STATED GOAL
Write out each line in which the string "ученика" is present.

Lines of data
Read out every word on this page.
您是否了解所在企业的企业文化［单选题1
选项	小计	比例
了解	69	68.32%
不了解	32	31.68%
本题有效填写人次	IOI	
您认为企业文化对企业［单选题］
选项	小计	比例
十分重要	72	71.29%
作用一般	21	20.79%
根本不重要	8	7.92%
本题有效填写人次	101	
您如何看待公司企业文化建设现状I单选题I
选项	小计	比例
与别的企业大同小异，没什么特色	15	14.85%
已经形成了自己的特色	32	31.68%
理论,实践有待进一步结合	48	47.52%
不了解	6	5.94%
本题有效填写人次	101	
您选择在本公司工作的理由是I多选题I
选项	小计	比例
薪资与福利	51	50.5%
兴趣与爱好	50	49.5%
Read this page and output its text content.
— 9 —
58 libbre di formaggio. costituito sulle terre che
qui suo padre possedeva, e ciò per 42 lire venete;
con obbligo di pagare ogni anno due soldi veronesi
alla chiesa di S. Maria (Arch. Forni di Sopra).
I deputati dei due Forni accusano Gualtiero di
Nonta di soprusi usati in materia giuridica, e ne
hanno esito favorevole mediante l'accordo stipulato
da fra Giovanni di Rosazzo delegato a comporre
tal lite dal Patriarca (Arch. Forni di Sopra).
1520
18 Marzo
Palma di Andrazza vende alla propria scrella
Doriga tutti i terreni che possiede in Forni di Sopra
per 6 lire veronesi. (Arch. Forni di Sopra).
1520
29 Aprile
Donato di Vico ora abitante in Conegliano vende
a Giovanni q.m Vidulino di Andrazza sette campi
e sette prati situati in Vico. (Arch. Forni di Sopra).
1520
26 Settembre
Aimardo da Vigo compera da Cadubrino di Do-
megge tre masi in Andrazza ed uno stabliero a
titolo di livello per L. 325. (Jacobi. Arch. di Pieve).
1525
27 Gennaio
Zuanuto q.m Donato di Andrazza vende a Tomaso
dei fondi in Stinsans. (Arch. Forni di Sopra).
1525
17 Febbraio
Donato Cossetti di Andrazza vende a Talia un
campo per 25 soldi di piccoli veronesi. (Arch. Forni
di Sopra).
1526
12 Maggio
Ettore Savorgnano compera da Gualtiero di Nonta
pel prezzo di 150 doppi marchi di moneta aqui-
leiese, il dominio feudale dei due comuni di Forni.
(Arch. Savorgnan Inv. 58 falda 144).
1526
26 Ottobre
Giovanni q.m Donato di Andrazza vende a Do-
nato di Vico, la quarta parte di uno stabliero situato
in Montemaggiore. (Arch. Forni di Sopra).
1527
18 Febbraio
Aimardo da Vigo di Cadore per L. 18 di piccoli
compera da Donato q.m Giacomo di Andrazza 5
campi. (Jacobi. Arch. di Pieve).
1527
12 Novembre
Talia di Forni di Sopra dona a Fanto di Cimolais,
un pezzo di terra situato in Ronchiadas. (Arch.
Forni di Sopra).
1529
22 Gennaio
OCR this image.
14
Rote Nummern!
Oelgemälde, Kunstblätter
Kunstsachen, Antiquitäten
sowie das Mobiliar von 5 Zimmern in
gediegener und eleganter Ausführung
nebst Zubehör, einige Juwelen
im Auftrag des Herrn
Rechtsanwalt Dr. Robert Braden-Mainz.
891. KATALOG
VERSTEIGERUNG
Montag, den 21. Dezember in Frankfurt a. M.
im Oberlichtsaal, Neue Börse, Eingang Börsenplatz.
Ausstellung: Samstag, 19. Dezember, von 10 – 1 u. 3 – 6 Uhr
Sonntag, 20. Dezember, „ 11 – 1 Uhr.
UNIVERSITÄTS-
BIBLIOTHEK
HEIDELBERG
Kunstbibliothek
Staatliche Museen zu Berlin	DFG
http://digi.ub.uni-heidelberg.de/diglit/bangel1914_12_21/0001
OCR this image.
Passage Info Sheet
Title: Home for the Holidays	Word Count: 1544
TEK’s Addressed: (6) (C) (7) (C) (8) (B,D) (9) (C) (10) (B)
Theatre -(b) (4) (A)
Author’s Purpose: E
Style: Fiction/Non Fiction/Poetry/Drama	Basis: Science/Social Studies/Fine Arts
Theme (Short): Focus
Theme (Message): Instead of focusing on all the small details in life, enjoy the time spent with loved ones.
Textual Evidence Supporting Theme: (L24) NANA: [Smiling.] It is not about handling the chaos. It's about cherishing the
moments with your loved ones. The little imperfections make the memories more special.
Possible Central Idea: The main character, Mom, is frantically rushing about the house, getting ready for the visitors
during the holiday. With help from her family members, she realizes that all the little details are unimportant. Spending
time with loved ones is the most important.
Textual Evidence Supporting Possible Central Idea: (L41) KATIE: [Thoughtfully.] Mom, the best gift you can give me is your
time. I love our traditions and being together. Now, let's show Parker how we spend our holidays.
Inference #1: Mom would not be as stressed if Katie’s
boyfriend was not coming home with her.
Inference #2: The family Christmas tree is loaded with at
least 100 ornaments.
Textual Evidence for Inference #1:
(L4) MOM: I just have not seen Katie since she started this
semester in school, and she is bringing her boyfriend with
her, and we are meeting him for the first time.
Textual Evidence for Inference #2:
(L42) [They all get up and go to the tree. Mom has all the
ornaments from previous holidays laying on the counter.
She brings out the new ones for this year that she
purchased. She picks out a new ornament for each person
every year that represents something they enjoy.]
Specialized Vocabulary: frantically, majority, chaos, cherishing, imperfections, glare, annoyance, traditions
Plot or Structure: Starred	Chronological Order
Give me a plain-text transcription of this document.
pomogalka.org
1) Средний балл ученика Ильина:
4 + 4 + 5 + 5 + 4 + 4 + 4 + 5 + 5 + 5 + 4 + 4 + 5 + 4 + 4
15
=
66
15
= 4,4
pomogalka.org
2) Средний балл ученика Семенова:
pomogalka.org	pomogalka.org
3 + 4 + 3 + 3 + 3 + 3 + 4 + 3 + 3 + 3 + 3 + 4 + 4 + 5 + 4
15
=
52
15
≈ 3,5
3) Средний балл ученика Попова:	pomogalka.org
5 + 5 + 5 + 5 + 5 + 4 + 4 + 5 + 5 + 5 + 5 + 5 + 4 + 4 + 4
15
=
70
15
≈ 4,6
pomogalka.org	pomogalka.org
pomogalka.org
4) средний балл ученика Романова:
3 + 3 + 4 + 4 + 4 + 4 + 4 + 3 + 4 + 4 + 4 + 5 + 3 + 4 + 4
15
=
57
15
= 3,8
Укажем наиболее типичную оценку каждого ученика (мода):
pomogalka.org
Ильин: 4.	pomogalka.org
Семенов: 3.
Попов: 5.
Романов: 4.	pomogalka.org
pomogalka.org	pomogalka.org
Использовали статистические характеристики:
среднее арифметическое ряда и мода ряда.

TASK OUTPUT
1) Средний балл ученика Ильина:
2) Средний балл ученика Семенова:
3) Средний балл ученика Попова:	pomogalka.org
4) средний балл ученика Романова:
Укажем наиболее типичную оценку каждого ученика (мода):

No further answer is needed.